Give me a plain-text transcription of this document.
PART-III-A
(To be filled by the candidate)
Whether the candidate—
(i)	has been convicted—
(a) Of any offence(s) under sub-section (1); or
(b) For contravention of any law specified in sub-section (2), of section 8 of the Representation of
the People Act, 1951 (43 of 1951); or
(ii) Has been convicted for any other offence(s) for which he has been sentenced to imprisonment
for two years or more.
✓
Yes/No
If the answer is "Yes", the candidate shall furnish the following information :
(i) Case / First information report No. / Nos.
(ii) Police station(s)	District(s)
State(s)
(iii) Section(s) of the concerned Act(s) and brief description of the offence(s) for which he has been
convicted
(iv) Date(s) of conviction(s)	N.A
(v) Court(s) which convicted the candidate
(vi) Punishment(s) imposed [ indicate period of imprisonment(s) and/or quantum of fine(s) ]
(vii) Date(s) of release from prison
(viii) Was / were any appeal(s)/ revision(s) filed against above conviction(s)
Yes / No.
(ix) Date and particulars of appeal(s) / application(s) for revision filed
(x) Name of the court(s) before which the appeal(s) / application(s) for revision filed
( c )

^^^^

WORK TO COMPLETE:
Copy the lines from the entries above in which the word "appeal" appears.

WRITTEN SOLUTION:
(viii) Was / were any appeal(s)/ revision(s) filed against above conviction(s)
(ix) Date and particulars of appeal(s) / application(s) for revision filed
(x) Name of the court(s) before which the appeal(s) / application(s) for revision filed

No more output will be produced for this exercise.